# START OF WORKING DATA
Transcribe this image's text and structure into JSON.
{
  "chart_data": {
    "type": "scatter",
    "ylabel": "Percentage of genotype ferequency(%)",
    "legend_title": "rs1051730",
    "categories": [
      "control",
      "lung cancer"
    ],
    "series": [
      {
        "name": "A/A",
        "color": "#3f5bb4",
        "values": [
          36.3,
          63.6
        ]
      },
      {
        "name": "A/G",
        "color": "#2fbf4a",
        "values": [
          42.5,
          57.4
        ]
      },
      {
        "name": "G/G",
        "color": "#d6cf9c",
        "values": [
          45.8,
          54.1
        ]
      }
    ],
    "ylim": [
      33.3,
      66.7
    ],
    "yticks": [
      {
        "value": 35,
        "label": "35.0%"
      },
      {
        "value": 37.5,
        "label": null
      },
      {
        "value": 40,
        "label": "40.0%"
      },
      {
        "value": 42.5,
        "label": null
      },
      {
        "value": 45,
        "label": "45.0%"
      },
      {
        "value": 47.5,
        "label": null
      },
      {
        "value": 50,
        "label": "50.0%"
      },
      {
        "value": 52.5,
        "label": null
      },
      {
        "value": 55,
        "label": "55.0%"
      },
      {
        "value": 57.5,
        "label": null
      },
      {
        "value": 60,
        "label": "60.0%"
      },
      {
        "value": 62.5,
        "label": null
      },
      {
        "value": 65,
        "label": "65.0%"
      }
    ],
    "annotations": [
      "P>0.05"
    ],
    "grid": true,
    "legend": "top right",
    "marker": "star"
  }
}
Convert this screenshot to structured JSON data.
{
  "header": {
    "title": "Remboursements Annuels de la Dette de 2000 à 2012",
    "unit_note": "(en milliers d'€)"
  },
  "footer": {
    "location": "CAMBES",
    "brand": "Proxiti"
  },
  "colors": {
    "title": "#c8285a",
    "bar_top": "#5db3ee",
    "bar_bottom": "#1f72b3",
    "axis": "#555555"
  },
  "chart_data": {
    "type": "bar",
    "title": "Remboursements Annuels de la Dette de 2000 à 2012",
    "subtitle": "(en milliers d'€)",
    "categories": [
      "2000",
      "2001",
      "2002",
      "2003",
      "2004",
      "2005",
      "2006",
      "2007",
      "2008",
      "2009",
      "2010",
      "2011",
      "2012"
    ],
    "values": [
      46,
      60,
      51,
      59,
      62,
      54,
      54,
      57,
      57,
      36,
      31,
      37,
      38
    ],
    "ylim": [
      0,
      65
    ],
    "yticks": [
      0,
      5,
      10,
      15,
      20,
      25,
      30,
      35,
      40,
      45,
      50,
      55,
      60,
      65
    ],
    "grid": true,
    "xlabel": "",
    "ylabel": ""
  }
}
# END OF WORKING DATA
Find every line in the records above that holds the word "JSON", and copy each one.

> _OUTPUT OF THE TASK_
Transcribe this image's text and structure into JSON.
Convert this screenshot to structured JSON data.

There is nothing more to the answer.